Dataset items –
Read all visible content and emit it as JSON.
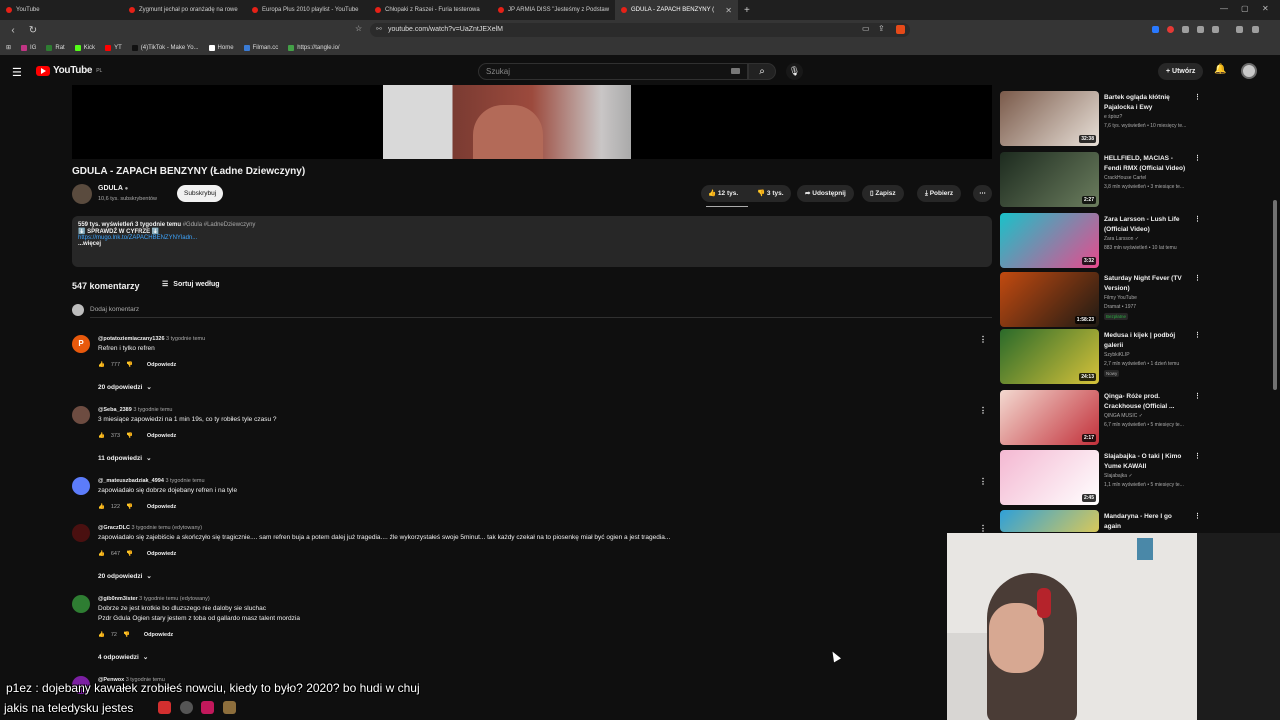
{
  "browser": {
    "tabs": [
      {
        "title": "YouTube",
        "active": false
      },
      {
        "title": "Zygmunt jechał po oranżadę na rowe",
        "active": false
      },
      {
        "title": "Europa Plus 2010 playlist - YouTube",
        "active": false
      },
      {
        "title": "Chłopaki z Raszei - Furia testerowa",
        "active": false
      },
      {
        "title": "JP ARMIA DISS \"Jesteśmy z Podstaw",
        "active": false
      },
      {
        "title": "GDULA - ZAPACH BENZYNY (",
        "active": true
      }
    ],
    "new_tab": "+",
    "url": "youtube.com/watch?v=UaZntJEXelM",
    "bookmarks": [
      {
        "label": "IG",
        "color": "#c13584"
      },
      {
        "label": "Rat",
        "color": "#2e7d32"
      },
      {
        "label": "Kick",
        "color": "#53fc18"
      },
      {
        "label": "YT",
        "color": "#ff0000"
      },
      {
        "label": "(4)TikTok - Make Yo...",
        "color": "#111111"
      },
      {
        "label": "Home",
        "color": "#ffffff"
      },
      {
        "label": "Filman.cc",
        "color": "#3a7bd5"
      },
      {
        "label": "https://tangle.io/",
        "color": "#43a047"
      }
    ]
  },
  "header": {
    "logo": "YouTube",
    "region": "PL",
    "search_placeholder": "Szukaj",
    "create_label": "Utwórz"
  },
  "video": {
    "title": "GDULA - ZAPACH BENZYNY (Ładne Dziewczyny)",
    "channel": "GDULA",
    "subscribers": "10,6 tys. subskrybentów",
    "subscribe_label": "Subskrybuj",
    "likes": "12 tys.",
    "dislikes": "3 tys.",
    "share_label": "Udostępnij",
    "save_label": "Zapisz",
    "download_label": "Pobierz",
    "description": {
      "views_time": "559 tys. wyświetleń  3 tygodnie temu",
      "tags": "#Gdula #LadneDziewczyny",
      "line2": "⬇️ SPRAWDŹ W CYFRZE ⬇️",
      "link": "https://mugo.lnk.to/ZAPACHBENZYNYladn...",
      "more": "...więcej"
    }
  },
  "comments": {
    "count": "547 komentarzy",
    "sort_label": "Sortuj według",
    "add_placeholder": "Dodaj komentarz",
    "reply_label": "Odpowiedz",
    "items": [
      {
        "user": "@potatoziemiaczany1326",
        "time": "3 tygodnie temu",
        "text": "Refren i tylko refren",
        "text2": "",
        "likes": "777",
        "replies": "20 odpowiedzi",
        "avatar_letter": "P",
        "avatar_color": "#e8590c"
      },
      {
        "user": "@Seba_2389",
        "time": "3 tygodnie temu",
        "text": "3 miesiące zapowiedzi na 1 min 19s, co ty robiłeś tyle czasu ?",
        "text2": "",
        "likes": "373",
        "replies": "11 odpowiedzi",
        "avatar_letter": "",
        "avatar_color": "#6d4c41"
      },
      {
        "user": "@_mateuszbadziak_4994",
        "time": "3 tygodnie temu",
        "text": "zapowiadało się dobrze dojebany refren i na tyle",
        "text2": "",
        "likes": "122",
        "replies": "",
        "avatar_letter": "",
        "avatar_color": "#5c7cfa"
      },
      {
        "user": "@GraczDLC",
        "time": "3 tygodnie temu (edytowany)",
        "text": "zapowiadało się zajebiście a skończyło się tragicznie.... sam refren buja a potem dalej już tragedia.... źle wykorzystałeś swoje 5minut... tak każdy czekał na to piosenkę miał być ogien a jest tragedia...",
        "text2": "",
        "likes": "647",
        "replies": "20 odpowiedzi",
        "avatar_letter": "",
        "avatar_color": "#4a1010"
      },
      {
        "user": "@gib0nm3ister",
        "time": "3 tygodnie temu (edytowany)",
        "text": "Dobrze ze jest krotkie bo dluzszego nie daloby sie sluchac",
        "text2": "Pzdr Gdula Ogien stary jestem z toba od gallardo masz talent mordzia",
        "likes": "72",
        "replies": "4 odpowiedzi",
        "avatar_letter": "",
        "avatar_color": "#2e7d32"
      },
      {
        "user": "@Penwox",
        "time": "3 tygodnie temu",
        "text": "",
        "text2": "",
        "likes": "",
        "replies": "",
        "avatar_letter": "",
        "avatar_color": "#7b1fa2"
      }
    ]
  },
  "sidebar": [
    {
      "title": "Bartek ogląda kłótnię Pajalocka i Ewy",
      "channel": "e śpisz?",
      "meta": "7,6 tys. wyświetleń • 10 miesięcy te...",
      "duration": "32:38",
      "badge": "",
      "c1": "#7a5a4a",
      "c2": "#e8e0d8"
    },
    {
      "title": "HELLFIELD, MACIAS - Fendi RMX (Official Video)",
      "channel": "CrackHouse Cartel",
      "meta": "3,8 mln wyświetleń • 3 miesiące te...",
      "duration": "2:27",
      "badge": "",
      "c1": "#1d2b1f",
      "c2": "#6b7d5e"
    },
    {
      "title": "Zara Larsson - Lush Life (Official Video)",
      "channel": "Zara Larsson ✓",
      "meta": "883 mln wyświetleń • 10 lat temu",
      "duration": "3:32",
      "badge": "",
      "c1": "#19c2c9",
      "c2": "#e84a8d"
    },
    {
      "title": "Saturday Night Fever (TV Version)",
      "channel": "Filmy YouTube",
      "meta": "Dramat • 1977",
      "duration": "1:58:23",
      "badge": "Bezpłatne",
      "c1": "#c24a10",
      "c2": "#1e1a14"
    },
    {
      "title": "Medusa i kijek | podbój galerii",
      "channel": "SzybkiKLIP",
      "meta": "2,7 mln wyświetleń • 1 dzień temu",
      "duration": "24:13",
      "badge": "Nowy",
      "c1": "#2a6a2a",
      "c2": "#d6c23a"
    },
    {
      "title": "Qinga- Róże prod. Crackhouse (Official ...",
      "channel": "QINGA MUSIC ✓",
      "meta": "6,7 mln wyświetleń • 5 miesięcy te...",
      "duration": "2:17",
      "badge": "",
      "c1": "#f3d9d0",
      "c2": "#c2303a"
    },
    {
      "title": "Slajabajka - O taki | Kimo Yume KAWAII",
      "channel": "Slajabajka ✓",
      "meta": "1,1 mln wyświetleń • 5 miesięcy te...",
      "duration": "2:45",
      "badge": "",
      "c1": "#f4b8d2",
      "c2": "#ffffff"
    },
    {
      "title": "Mandaryna - Here I go again",
      "channel": "",
      "meta": "",
      "duration": "",
      "badge": "",
      "c1": "#2fa0d8",
      "c2": "#d8c85a"
    }
  ],
  "stream_chat": {
    "line1_user": "p1ez",
    "line1_text": "dojebany kawałek zrobiłeś nowciu, kiedy to było? 2020? bo hudi w chuj",
    "line2_text": "jakis na teledysku jestes"
  }
}
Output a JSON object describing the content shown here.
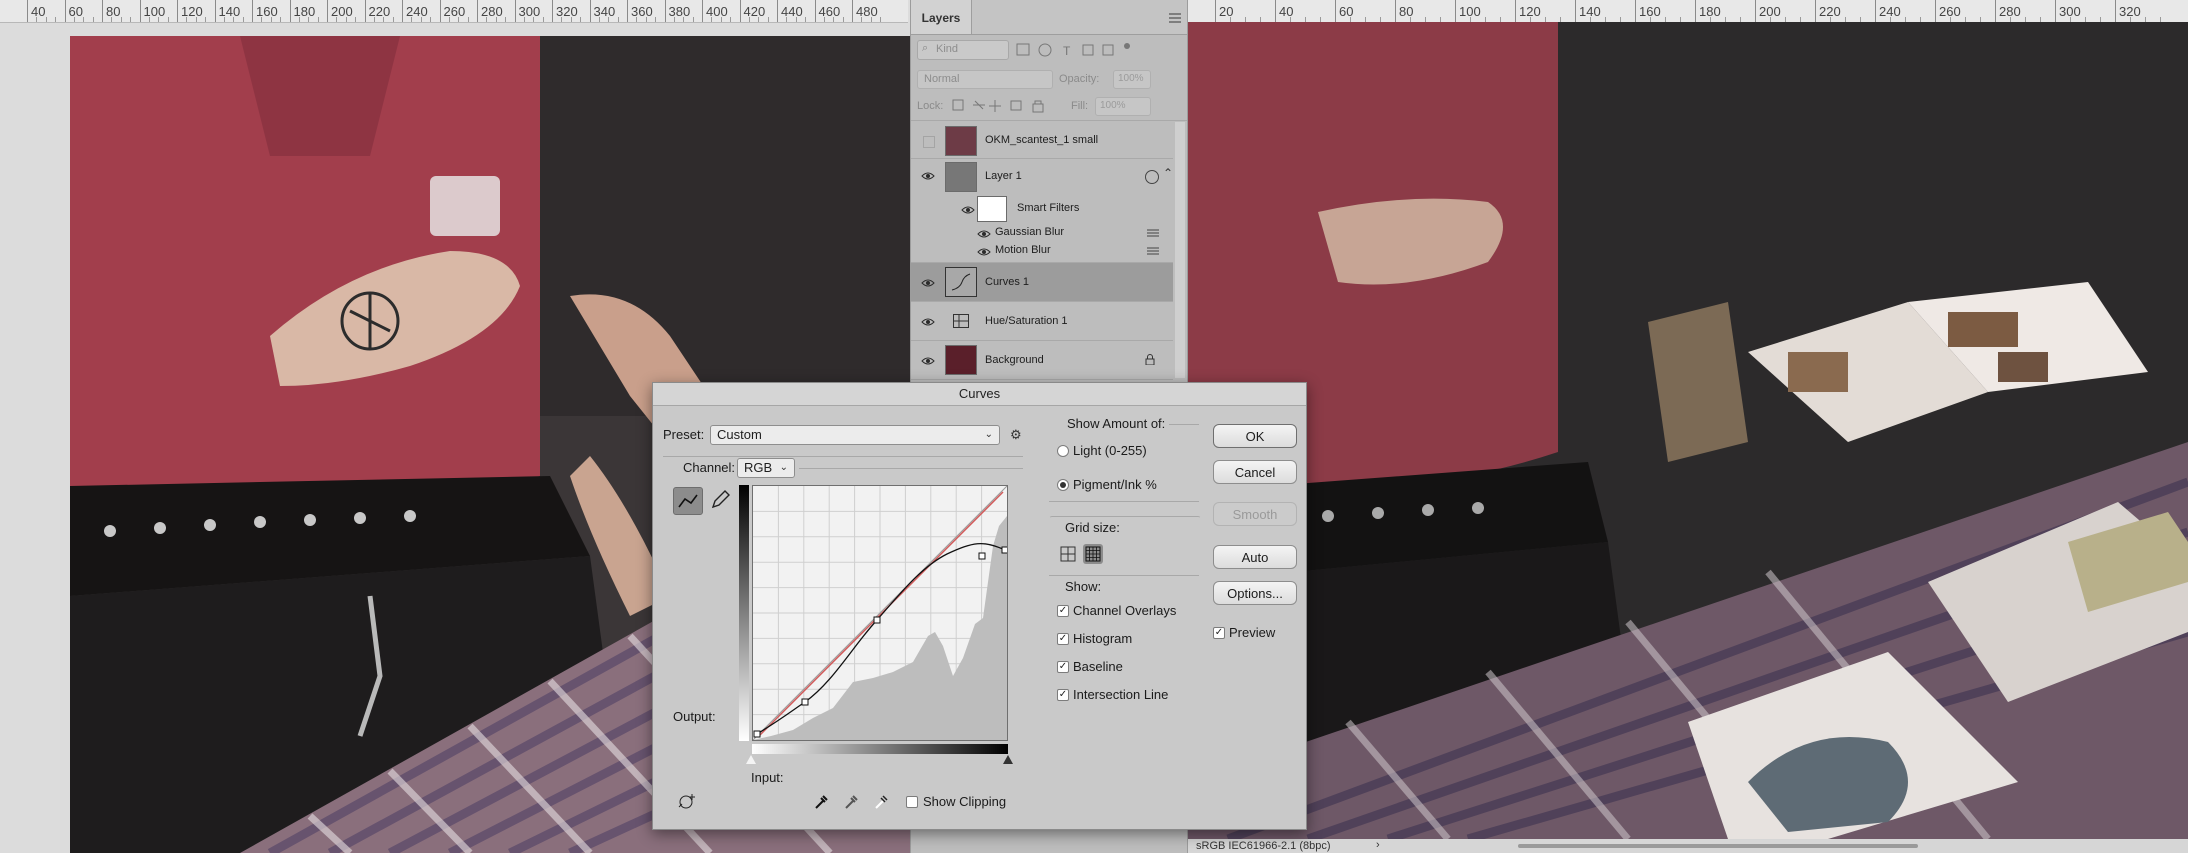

PROBLEM DESCRIPTION –
Count the lines of the data that include the string "Zara", and give only that number.

EXERCISE RESPONSE –
2